* Job
Show every line of the records below that contains the word "Application".
— Begin Records for this exercise —
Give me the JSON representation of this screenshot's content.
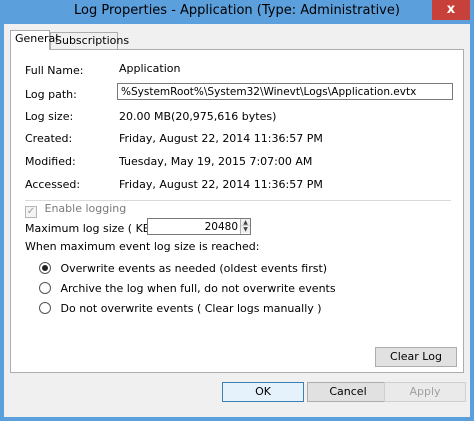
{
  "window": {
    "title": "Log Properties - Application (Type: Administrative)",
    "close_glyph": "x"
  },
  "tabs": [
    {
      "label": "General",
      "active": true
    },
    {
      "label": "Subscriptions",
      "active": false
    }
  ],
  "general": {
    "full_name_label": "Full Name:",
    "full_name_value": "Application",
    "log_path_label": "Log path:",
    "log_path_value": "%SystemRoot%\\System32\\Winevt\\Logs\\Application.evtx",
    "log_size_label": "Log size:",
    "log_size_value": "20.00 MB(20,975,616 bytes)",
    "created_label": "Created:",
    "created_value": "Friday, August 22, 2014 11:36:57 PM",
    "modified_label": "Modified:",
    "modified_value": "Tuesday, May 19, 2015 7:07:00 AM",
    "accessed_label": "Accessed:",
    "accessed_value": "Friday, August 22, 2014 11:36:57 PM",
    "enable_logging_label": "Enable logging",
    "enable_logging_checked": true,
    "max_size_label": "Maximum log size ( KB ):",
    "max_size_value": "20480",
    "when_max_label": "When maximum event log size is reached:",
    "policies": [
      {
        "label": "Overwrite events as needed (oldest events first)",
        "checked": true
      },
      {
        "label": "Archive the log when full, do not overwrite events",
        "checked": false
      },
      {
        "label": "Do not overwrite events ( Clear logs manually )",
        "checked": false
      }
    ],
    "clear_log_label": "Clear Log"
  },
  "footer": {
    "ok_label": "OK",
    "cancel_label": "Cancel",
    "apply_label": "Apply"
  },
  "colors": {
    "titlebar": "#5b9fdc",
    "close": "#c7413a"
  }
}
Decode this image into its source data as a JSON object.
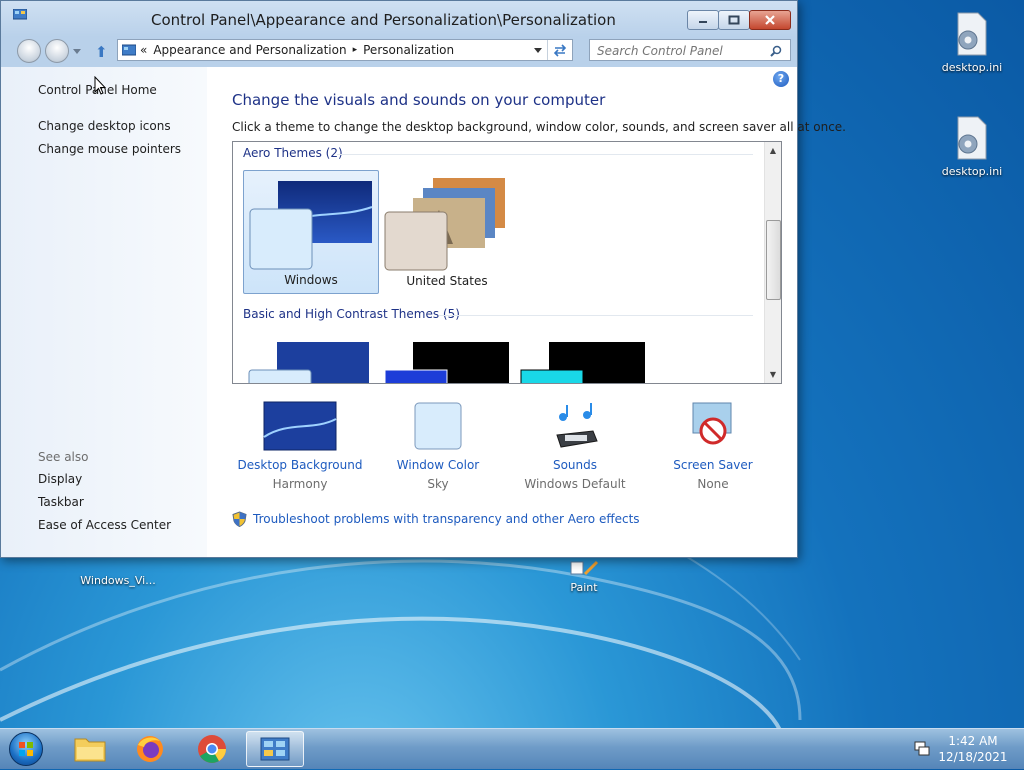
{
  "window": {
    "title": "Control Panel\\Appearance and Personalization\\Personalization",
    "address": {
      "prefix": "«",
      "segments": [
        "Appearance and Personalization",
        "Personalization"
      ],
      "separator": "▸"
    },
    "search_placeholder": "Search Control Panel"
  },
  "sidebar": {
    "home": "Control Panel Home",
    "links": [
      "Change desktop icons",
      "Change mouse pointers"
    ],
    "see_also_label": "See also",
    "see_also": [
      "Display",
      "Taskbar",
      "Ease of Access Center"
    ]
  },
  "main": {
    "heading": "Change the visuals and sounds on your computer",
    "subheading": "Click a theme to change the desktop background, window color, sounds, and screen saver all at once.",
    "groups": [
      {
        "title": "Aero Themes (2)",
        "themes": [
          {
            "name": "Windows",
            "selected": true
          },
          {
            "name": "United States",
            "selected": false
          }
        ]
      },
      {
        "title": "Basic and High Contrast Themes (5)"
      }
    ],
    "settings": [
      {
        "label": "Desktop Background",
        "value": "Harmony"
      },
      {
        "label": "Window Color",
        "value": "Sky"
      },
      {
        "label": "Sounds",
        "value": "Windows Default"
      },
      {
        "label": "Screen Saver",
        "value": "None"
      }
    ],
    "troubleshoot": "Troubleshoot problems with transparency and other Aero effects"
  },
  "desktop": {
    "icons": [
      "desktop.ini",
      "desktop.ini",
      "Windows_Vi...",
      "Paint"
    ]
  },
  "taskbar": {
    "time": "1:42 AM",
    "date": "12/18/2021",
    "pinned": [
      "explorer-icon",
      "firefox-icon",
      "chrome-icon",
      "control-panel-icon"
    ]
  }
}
— End Records for this exercise —
* Result for this exercise
    "title": "Log Properties - Application (Type: Administrative)",
    "full_name_value": "Application",
    "log_path_value": "%SystemRoot%\\System32\\Winevt\\Logs\\Application.evtx",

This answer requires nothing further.